The input
• • •

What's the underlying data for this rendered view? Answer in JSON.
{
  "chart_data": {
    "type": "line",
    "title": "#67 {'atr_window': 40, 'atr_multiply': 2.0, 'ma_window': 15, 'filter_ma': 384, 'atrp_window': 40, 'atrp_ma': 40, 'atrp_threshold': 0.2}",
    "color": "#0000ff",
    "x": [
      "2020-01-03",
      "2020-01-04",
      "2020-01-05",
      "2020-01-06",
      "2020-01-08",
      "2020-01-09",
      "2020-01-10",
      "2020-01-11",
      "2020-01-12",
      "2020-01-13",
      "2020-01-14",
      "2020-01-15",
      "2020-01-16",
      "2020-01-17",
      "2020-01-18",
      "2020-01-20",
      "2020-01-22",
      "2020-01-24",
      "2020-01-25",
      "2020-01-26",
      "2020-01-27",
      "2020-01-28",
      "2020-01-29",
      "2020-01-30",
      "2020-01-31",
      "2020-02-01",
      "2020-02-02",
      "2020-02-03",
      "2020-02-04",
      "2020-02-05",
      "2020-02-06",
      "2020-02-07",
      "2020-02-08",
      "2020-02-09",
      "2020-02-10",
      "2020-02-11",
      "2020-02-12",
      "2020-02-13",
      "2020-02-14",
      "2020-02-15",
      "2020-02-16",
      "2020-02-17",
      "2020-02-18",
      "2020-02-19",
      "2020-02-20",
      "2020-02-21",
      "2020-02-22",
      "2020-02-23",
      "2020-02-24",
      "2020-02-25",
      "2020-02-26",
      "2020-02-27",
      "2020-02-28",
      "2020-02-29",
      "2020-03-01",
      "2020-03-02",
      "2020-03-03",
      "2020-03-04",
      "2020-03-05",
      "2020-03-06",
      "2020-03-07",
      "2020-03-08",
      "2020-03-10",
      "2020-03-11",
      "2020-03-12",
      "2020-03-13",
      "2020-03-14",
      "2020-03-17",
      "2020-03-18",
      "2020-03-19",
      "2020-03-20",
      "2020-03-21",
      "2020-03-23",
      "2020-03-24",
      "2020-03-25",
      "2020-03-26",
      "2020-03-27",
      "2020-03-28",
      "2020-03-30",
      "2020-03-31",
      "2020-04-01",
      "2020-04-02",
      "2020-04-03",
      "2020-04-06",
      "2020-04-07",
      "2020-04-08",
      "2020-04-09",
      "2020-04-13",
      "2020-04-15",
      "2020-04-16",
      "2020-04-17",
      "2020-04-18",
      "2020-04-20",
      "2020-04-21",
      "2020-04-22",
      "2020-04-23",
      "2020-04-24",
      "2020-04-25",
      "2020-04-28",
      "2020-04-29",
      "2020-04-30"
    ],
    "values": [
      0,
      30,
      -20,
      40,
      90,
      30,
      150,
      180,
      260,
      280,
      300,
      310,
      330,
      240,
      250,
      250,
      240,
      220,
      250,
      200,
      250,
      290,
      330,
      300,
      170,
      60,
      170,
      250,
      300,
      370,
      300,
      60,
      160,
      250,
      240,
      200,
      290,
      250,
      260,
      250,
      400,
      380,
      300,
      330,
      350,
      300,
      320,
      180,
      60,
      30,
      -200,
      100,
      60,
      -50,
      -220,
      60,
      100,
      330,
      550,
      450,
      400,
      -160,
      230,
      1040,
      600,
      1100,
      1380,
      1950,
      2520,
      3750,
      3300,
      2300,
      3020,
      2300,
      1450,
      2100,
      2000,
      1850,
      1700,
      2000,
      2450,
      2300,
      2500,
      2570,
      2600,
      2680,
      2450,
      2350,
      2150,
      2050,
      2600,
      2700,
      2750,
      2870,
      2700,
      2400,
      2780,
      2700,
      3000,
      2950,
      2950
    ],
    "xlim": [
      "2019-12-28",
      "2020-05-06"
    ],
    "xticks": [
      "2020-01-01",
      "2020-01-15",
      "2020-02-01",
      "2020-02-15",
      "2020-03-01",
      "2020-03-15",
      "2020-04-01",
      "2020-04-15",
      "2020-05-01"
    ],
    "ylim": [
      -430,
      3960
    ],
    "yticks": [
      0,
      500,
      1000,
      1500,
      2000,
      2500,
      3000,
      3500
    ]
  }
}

• • •

Reproduce the entries above in full, verbatim.

Output for this exercise
What's the underlying data for this rendered view? Answer in JSON.
{
  "chart_data": {
    "type": "line",
    "title": "#67 {'atr_window': 40, 'atr_multiply': 2.0, 'ma_window': 15, 'filter_ma': 384, 'atrp_window': 40, 'atrp_ma': 40, 'atrp_threshold': 0.2}",
    "color": "#0000ff",
    "x": [
      "2020-01-03",
      "2020-01-04",
      "2020-01-05",
      "2020-01-06",
      "2020-01-08",
      "2020-01-09",
      "2020-01-10",
      "2020-01-11",
      "2020-01-12",
      "2020-01-13",
      "2020-01-14",
      "2020-01-15",
      "2020-01-16",
      "2020-01-17",
      "2020-01-18",
      "2020-01-20",
      "2020-01-22",
      "2020-01-24",
      "2020-01-25",
      "2020-01-26",
      "2020-01-27",
      "2020-01-28",
      "2020-01-29",
      "2020-01-30",
      "2020-01-31",
      "2020-02-01",
      "2020-02-02",
      "2020-02-03",
      "2020-02-04",
      "2020-02-05",
      "2020-02-06",
      "2020-02-07",
      "2020-02-08",
      "2020-02-09",
      "2020-02-10",
      "2020-02-11",
      "2020-02-12",
      "2020-02-13",
      "2020-02-14",
      "2020-02-15",
      "2020-02-16",
      "2020-02-17",
      "2020-02-18",
      "2020-02-19",
      "2020-02-20",
      "2020-02-21",
      "2020-02-22",
      "2020-02-23",
      "2020-02-24",
      "2020-02-25",
      "2020-02-26",
      "2020-02-27",
      "2020-02-28",
      "2020-02-29",
      "2020-03-01",
      "2020-03-02",
      "2020-03-03",
      "2020-03-04",
      "2020-03-05",
      "2020-03-06",
      "2020-03-07",
      "2020-03-08",
      "2020-03-10",
      "2020-03-11",
      "2020-03-12",
      "2020-03-13",
      "2020-03-14",
      "2020-03-17",
      "2020-03-18",
      "2020-03-19",
      "2020-03-20",
      "2020-03-21",
      "2020-03-23",
      "2020-03-24",
      "2020-03-25",
      "2020-03-26",
      "2020-03-27",
      "2020-03-28",
      "2020-03-30",
      "2020-03-31",
      "2020-04-01",
      "2020-04-02",
      "2020-04-03",
      "2020-04-06",
      "2020-04-07",
      "2020-04-08",
      "2020-04-09",
      "2020-04-13",
      "2020-04-15",
      "2020-04-16",
      "2020-04-17",
      "2020-04-18",
      "2020-04-20",
      "2020-04-21",
      "2020-04-22",
      "2020-04-23",
      "2020-04-24",
      "2020-04-25",
      "2020-04-28",
      "2020-04-29",
      "2020-04-30"
    ],
    "values": [
      0,
      30,
      -20,
      40,
      90,
      30,
      150,
      180,
      260,
      280,
      300,
      310,
      330,
      240,
      250,
      250,
      240,
      220,
      250,
      200,
      250,
      290,
      330,
      300,
      170,
      60,
      170,
      250,
      300,
      370,
      300,
      60,
      160,
      250,
      240,
      200,
      290,
      250,
      260,
      250,
      400,
      380,
      300,
      330,
      350,
      300,
      320,
      180,
      60,
      30,
      -200,
      100,
      60,
      -50,
      -220,
      60,
      100,
      330,
      550,
      450,
      400,
      -160,
      230,
      1040,
      600,
      1100,
      1380,
      1950,
      2520,
      3750,
      3300,
      2300,
      3020,
      2300,
      1450,
      2100,
      2000,
      1850,
      1700,
      2000,
      2450,
      2300,
      2500,
      2570,
      2600,
      2680,
      2450,
      2350,
      2150,
      2050,
      2600,
      2700,
      2750,
      2870,
      2700,
      2400,
      2780,
      2700,
      3000,
      2950,
      2950
    ],
    "xlim": [
      "2019-12-28",
      "2020-05-06"
    ],
    "xticks": [
      "2020-01-01",
      "2020-01-15",
      "2020-02-01",
      "2020-02-15",
      "2020-03-01",
      "2020-03-15",
      "2020-04-01",
      "2020-04-15",
      "2020-05-01"
    ],
    "ylim": [
      -430,
      3960
    ],
    "yticks": [
      0,
      500,
      1000,
      1500,
      2000,
      2500,
      3000,
      3500
    ]
  }
}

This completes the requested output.